**TASK INSTRUCTIONS**
Quote the records in full and leave their pictures out.

[Extracted records]
________

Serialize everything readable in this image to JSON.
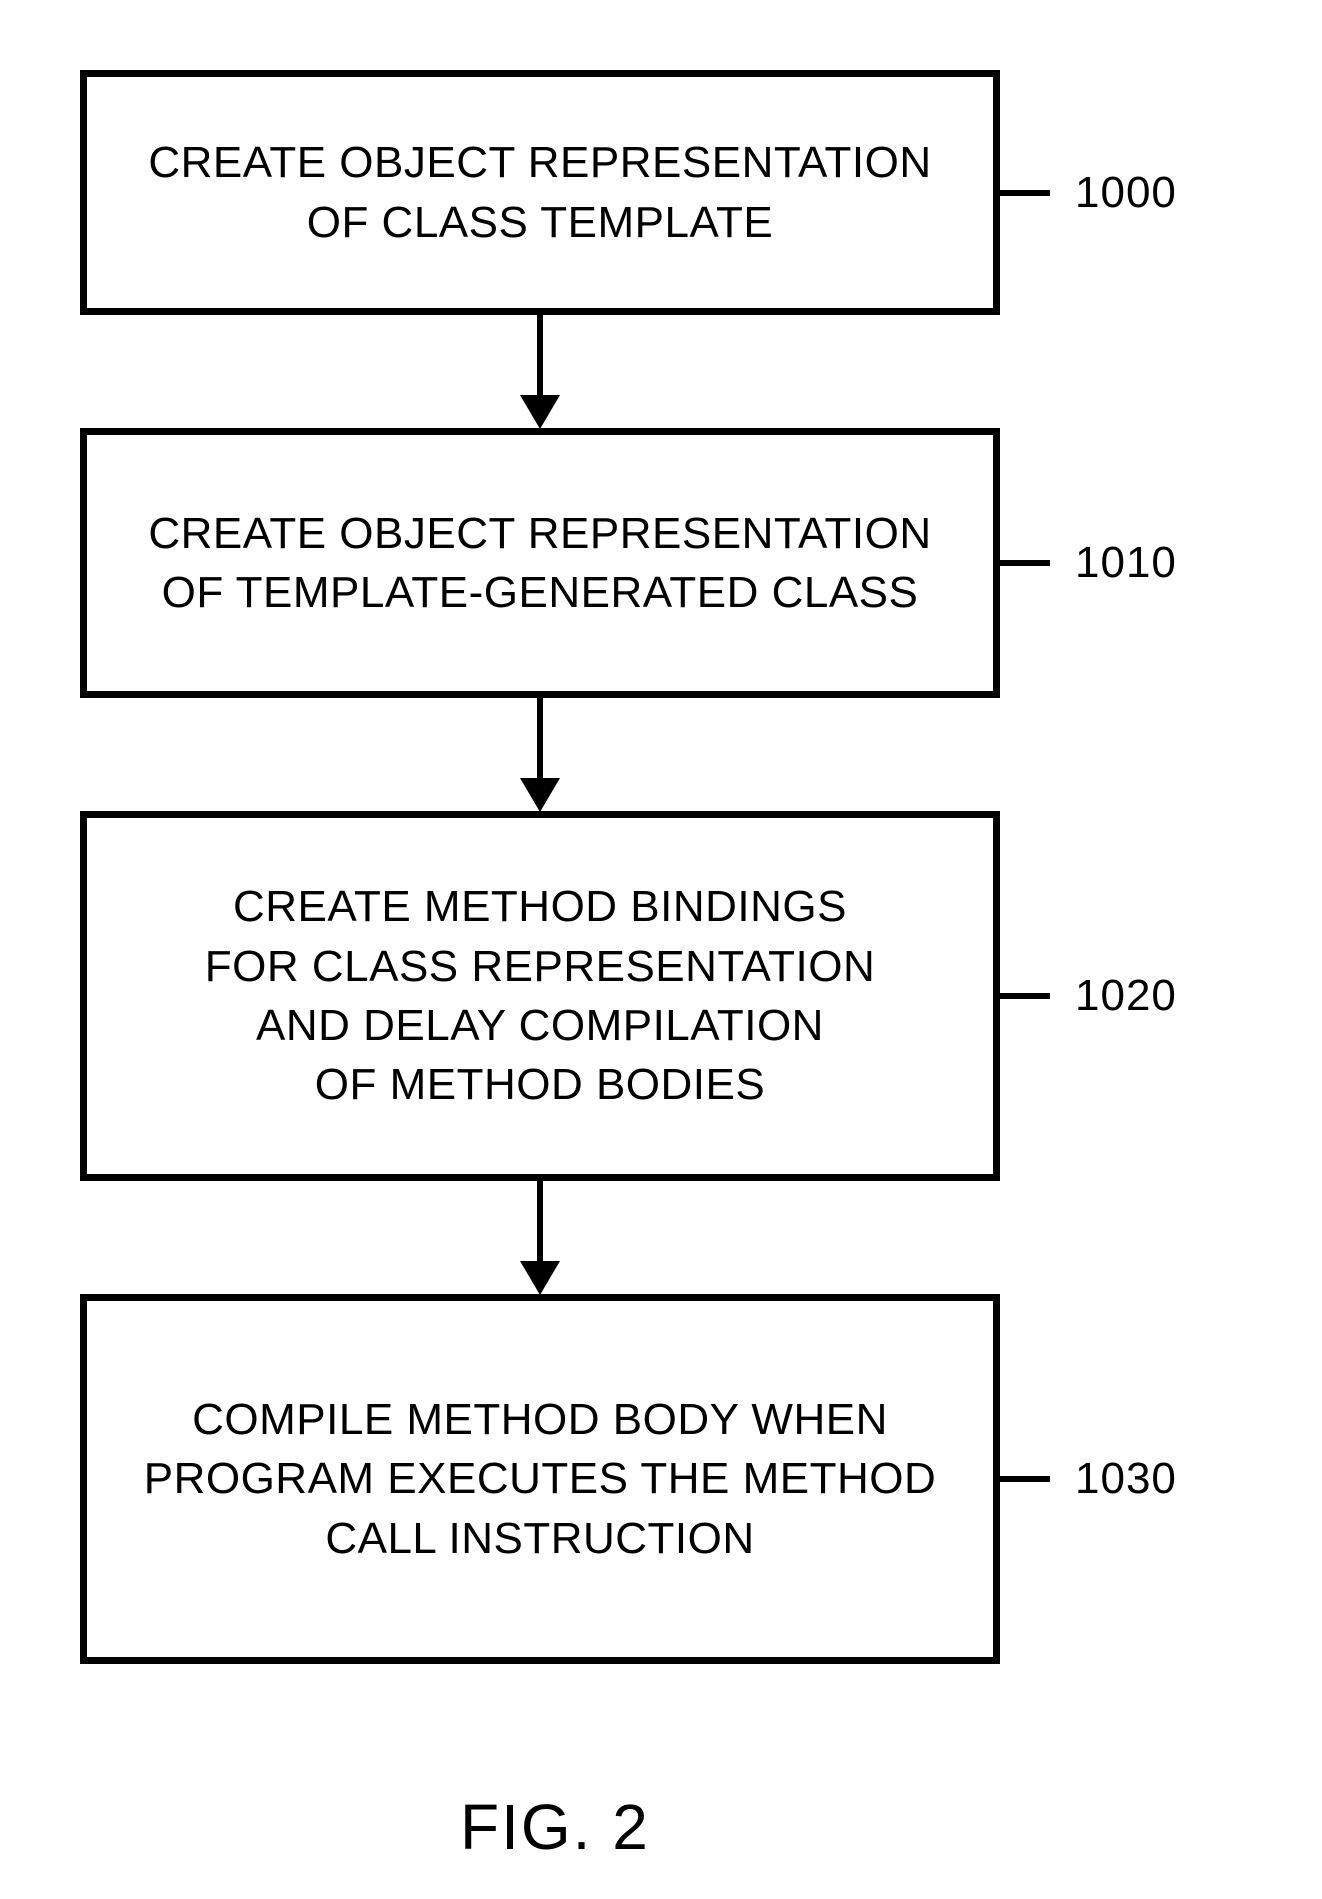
{
  "boxes": {
    "b0": {
      "text": "CREATE OBJECT REPRESENTATION\nOF CLASS TEMPLATE",
      "label": "1000"
    },
    "b1": {
      "text": "CREATE OBJECT REPRESENTATION\nOF TEMPLATE-GENERATED CLASS",
      "label": "1010"
    },
    "b2": {
      "text": "CREATE METHOD BINDINGS\nFOR CLASS REPRESENTATION\nAND DELAY COMPILATION\nOF METHOD BODIES",
      "label": "1020"
    },
    "b3": {
      "text": "COMPILE METHOD BODY WHEN\nPROGRAM EXECUTES THE METHOD\nCALL INSTRUCTION",
      "label": "1030"
    }
  },
  "caption": "FIG. 2"
}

________

**TASK ANSWER**
Serialize everything readable in this image to JSON.
{
  "boxes": {
    "b0": {
      "text": "CREATE OBJECT REPRESENTATION\nOF CLASS TEMPLATE",
      "label": "1000"
    },
    "b1": {
      "text": "CREATE OBJECT REPRESENTATION\nOF TEMPLATE-GENERATED CLASS",
      "label": "1010"
    },
    "b2": {
      "text": "CREATE METHOD BINDINGS\nFOR CLASS REPRESENTATION\nAND DELAY COMPILATION\nOF METHOD BODIES",
      "label": "1020"
    },
    "b3": {
      "text": "COMPILE METHOD BODY WHEN\nPROGRAM EXECUTES THE METHOD\nCALL INSTRUCTION",
      "label": "1030"
    }
  },
  "caption": "FIG. 2"
}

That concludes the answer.